# Source passage
#486 Discuss and decide on a Fedora Council policy on the use of AI-based tooling for contributions
Opened 3 months ago by t0xic0der. Modified 11 days ago

Why?

In the Outreachy 2024 Orientation Call that took place on Friday, 08 Mar 2024, a bunch of AI assistant tools were used to transcribe what was spoken for the better ease of those who are participating as well as for those who were not participating (like me). Our applicants suggested tools from Otter.ai, Read.ai and some more and whilst they were used during the call, it was not until after the meeting that we realized that we perhaps need to be a lot more thorough in choosing which AI-based tooling to make use of for contributions.

AI is cool and all but I would be wary about the quality of contributions made with the help of AI-based tooling to the community as well as the safety of the contributors while using those. After all, we would hate to have our voices reused somewhere else without our express consent just because we overlooked some legalese written in as small a font size as possible. Also, a bunch of these tools make it mandatory for the users to log in and hence, they unknowingly consent to loads of marketing mail that they could totally do without.

What?

# Entries supplied
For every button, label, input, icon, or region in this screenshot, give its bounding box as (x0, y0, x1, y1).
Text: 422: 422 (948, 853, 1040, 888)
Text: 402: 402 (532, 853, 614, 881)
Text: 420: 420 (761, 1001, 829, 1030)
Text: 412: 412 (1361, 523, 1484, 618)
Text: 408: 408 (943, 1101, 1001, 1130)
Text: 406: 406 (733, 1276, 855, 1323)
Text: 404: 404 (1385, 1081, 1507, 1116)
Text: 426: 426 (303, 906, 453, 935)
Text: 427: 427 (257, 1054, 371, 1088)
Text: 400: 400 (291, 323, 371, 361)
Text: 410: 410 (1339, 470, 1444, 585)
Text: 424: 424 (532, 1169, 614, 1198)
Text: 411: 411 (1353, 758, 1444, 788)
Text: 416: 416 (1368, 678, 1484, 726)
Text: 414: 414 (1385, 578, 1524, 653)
--
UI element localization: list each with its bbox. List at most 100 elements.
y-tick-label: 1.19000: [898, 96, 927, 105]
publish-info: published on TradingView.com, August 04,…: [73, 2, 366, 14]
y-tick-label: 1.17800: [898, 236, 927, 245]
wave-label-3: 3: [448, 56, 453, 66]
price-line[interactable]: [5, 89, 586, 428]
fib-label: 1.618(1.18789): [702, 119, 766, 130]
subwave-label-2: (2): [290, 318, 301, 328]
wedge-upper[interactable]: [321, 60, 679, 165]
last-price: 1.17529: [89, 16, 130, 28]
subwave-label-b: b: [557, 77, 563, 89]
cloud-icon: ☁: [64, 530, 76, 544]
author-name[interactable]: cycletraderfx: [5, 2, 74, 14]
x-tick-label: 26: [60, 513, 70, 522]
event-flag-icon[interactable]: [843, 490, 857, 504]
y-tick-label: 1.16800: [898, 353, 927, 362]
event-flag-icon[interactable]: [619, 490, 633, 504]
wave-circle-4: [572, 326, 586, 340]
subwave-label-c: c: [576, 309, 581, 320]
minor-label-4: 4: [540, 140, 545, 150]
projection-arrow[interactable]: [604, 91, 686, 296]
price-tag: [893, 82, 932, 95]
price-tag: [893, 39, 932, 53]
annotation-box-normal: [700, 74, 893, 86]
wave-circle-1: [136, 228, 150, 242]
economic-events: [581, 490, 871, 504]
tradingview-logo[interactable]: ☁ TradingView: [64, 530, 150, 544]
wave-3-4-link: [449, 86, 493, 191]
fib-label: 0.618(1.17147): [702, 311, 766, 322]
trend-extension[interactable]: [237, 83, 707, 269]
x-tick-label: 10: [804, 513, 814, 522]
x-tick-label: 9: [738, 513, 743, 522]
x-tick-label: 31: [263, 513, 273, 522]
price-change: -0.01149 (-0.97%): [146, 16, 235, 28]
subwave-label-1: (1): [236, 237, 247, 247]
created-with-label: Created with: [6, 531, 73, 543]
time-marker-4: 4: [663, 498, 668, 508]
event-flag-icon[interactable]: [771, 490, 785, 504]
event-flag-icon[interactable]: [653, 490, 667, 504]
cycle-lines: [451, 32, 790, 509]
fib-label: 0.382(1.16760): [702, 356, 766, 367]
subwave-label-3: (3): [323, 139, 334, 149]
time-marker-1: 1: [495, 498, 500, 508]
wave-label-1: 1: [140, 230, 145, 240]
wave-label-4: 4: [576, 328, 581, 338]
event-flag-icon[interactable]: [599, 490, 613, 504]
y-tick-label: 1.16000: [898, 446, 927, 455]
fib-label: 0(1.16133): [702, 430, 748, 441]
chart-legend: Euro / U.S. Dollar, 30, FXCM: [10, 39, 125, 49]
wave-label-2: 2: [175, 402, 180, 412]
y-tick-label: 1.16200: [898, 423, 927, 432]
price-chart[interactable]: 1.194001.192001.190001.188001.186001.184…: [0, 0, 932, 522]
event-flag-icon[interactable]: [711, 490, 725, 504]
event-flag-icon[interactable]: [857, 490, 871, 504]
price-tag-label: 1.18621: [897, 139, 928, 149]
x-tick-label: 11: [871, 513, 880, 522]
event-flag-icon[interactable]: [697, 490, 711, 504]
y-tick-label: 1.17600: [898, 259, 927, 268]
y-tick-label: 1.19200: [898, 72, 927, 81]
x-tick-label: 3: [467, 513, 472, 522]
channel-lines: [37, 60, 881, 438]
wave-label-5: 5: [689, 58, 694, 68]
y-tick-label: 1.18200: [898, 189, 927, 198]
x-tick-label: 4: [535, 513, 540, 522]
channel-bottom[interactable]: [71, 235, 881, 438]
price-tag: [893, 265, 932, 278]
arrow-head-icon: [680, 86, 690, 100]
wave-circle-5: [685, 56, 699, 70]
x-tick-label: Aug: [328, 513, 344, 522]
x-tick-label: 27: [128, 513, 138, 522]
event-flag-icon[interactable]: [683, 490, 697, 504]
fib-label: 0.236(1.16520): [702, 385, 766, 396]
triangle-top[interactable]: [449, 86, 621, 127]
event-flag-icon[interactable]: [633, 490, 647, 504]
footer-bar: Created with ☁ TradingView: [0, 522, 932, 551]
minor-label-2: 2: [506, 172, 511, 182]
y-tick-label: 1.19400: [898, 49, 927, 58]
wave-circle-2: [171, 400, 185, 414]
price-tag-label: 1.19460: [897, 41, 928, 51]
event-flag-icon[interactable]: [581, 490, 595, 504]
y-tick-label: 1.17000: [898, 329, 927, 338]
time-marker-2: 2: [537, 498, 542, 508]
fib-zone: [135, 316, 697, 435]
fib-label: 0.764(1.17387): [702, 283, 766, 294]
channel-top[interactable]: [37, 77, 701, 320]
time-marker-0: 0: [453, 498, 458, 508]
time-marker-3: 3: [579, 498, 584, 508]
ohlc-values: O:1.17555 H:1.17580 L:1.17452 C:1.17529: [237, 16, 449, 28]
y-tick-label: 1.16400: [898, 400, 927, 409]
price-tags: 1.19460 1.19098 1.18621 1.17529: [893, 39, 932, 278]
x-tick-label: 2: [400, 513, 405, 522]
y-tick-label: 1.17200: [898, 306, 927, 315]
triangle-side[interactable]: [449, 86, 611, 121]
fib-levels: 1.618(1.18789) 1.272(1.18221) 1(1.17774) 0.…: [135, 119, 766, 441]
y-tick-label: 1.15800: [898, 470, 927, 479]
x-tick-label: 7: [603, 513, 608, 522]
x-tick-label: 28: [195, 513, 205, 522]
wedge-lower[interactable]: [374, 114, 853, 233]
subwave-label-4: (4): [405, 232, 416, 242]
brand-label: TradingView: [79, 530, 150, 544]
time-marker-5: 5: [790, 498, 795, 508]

# What you have to do
In the Fedora Council issue, which AI tools did applicants suggest for transcribing the Outreachy 2024 Orientation Call?

# Complete output
Tools from Otter.ai and Read.ai, along with some others.